**REQUIREMENTS**.
Extract and list every line that contains the word "JSON".

■ ■ ■

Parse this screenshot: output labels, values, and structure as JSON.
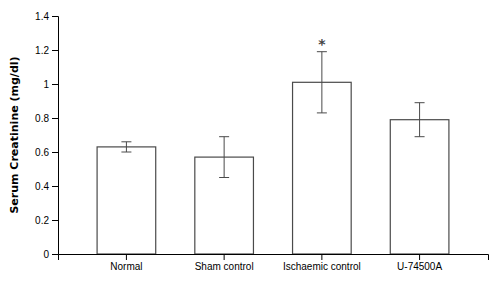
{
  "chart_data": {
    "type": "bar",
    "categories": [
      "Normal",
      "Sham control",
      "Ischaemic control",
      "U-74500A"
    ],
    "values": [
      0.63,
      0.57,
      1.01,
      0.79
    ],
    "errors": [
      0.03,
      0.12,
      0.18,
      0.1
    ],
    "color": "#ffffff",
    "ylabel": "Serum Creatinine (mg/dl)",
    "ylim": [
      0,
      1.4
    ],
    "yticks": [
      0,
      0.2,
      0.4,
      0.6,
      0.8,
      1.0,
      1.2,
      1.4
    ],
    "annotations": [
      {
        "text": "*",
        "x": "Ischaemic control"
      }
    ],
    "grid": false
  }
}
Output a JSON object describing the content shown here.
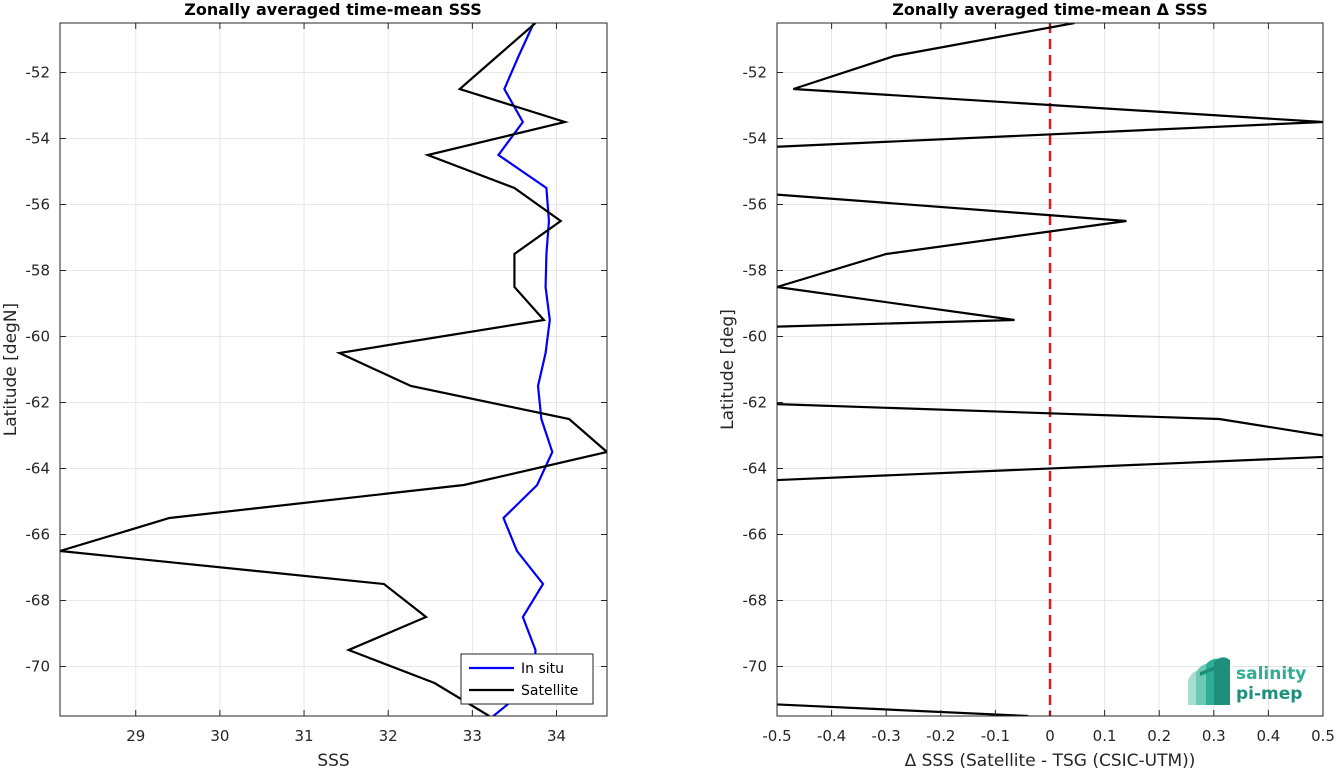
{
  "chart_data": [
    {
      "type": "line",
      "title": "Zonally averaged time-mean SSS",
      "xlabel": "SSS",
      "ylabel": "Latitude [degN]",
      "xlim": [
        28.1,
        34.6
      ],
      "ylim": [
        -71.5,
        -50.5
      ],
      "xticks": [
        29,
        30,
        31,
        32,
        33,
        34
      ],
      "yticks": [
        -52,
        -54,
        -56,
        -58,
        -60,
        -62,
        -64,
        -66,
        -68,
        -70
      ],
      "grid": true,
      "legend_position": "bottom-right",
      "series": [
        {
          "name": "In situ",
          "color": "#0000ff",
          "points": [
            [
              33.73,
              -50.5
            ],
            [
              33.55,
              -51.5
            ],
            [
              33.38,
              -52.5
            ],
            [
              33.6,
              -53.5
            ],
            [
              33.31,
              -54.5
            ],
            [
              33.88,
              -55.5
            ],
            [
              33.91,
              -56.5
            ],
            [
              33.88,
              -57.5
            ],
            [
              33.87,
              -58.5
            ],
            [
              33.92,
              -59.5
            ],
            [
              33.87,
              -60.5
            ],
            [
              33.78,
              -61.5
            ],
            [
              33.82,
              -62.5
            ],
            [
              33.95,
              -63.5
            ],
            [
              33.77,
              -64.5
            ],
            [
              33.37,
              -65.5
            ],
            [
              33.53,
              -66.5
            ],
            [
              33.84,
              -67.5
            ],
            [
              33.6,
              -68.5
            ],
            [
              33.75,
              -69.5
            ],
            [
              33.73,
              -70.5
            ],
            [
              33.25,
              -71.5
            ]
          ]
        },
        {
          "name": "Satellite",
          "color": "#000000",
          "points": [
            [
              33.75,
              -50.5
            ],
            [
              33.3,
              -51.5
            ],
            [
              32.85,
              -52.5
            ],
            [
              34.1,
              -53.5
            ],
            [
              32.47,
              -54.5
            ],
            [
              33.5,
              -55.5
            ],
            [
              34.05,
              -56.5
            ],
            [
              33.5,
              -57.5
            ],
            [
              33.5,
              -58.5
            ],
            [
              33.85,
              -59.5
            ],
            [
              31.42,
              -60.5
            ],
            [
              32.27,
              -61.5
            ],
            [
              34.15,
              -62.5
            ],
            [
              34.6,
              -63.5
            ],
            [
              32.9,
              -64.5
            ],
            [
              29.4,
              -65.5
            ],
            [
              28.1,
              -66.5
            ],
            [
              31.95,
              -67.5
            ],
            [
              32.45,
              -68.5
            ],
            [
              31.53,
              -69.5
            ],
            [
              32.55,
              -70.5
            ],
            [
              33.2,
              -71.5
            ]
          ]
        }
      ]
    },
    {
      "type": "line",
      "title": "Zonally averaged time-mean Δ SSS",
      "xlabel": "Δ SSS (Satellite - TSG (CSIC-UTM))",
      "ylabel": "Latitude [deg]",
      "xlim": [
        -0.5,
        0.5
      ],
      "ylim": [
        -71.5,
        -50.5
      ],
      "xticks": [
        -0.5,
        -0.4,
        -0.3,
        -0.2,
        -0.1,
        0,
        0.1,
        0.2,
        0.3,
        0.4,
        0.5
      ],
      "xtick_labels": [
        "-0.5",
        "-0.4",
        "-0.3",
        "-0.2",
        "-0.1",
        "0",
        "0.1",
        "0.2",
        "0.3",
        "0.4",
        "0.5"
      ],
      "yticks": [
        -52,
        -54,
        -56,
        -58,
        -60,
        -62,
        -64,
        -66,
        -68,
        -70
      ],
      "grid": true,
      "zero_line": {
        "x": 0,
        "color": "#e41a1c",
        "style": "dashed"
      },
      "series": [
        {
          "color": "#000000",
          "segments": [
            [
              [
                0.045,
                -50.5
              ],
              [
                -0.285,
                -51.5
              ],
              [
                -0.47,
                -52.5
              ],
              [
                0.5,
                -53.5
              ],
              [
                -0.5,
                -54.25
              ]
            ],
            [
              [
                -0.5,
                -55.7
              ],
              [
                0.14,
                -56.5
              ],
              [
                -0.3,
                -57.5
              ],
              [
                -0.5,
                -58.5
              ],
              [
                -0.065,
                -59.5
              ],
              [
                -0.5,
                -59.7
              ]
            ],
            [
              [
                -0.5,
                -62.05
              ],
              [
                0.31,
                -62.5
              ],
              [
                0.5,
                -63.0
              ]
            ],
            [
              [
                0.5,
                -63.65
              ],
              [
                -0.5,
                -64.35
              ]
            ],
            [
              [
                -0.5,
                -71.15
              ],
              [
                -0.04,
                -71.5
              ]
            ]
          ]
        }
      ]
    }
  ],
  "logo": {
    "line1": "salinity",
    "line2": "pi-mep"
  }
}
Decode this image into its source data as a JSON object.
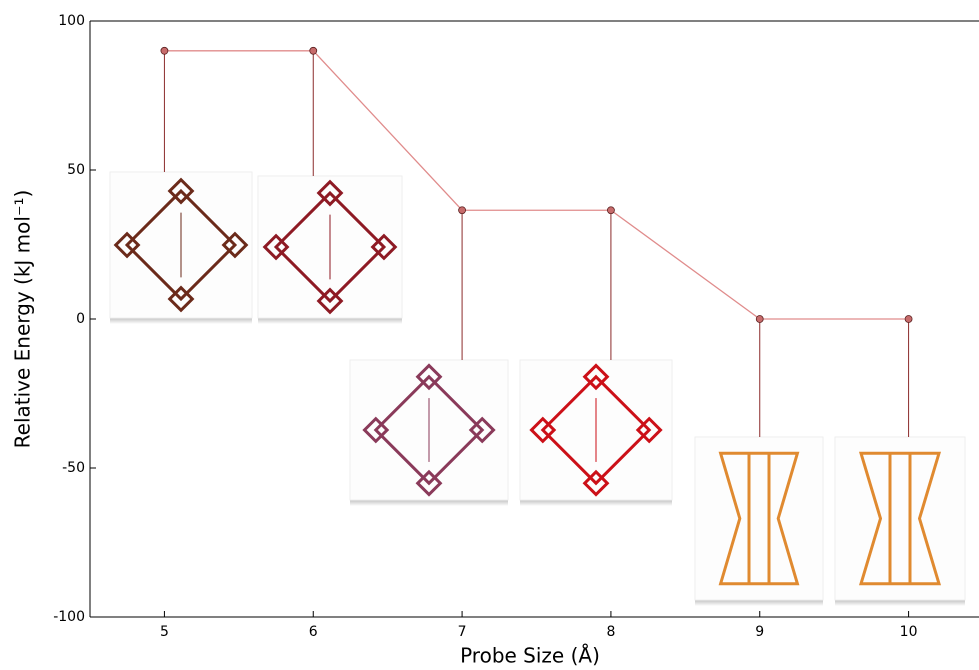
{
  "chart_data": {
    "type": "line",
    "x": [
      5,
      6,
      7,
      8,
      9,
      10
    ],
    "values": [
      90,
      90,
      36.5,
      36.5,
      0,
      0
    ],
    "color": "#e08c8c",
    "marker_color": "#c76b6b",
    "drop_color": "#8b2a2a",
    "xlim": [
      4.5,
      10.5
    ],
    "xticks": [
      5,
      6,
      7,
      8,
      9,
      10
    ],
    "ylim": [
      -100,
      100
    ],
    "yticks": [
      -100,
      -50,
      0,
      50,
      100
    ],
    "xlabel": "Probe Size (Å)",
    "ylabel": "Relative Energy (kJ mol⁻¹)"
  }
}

■ ■ ■

**RIGHT ANSWER**.
Parse this screenshot: output labels, values, and structure as JSON.
Output a JSON object describing the content shown here.
Decode this image into its source data as a JSON object.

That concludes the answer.